### Directive
Search the material below for the string "disposal" and list each line that holds it.

### Dataset entries
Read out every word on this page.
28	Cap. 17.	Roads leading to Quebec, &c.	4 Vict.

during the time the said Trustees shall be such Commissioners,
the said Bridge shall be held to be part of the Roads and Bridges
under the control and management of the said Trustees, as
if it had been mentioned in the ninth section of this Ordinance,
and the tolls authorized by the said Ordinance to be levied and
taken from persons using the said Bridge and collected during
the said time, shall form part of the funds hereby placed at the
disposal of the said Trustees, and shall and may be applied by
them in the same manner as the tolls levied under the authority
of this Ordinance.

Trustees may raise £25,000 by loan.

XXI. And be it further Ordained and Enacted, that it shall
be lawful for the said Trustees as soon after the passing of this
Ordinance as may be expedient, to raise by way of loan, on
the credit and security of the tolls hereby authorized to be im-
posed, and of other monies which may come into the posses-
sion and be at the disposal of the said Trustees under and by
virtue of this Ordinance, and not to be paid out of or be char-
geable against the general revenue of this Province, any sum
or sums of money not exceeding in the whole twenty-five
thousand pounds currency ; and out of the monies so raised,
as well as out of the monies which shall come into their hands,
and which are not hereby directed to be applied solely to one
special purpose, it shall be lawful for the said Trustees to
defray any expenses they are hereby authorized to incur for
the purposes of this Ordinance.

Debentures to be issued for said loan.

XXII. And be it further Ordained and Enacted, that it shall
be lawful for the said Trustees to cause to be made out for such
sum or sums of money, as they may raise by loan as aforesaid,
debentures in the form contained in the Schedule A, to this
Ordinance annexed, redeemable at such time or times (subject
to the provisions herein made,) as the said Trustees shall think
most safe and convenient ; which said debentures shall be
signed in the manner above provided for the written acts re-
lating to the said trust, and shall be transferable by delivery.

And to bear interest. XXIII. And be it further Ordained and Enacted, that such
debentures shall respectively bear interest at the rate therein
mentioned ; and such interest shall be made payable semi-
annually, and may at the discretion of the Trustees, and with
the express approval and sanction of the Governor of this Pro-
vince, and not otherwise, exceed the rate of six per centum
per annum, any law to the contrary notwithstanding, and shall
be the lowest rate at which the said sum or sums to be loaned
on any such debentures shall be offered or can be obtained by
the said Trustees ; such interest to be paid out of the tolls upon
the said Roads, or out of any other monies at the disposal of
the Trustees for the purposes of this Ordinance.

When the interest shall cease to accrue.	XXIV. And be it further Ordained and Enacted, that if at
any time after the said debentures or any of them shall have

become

### Result
disposal of the said Trustees, and shall and may be applied by
sion and be at the disposal of the said Trustees under and by
the said Roads, or out of any other monies at the disposal of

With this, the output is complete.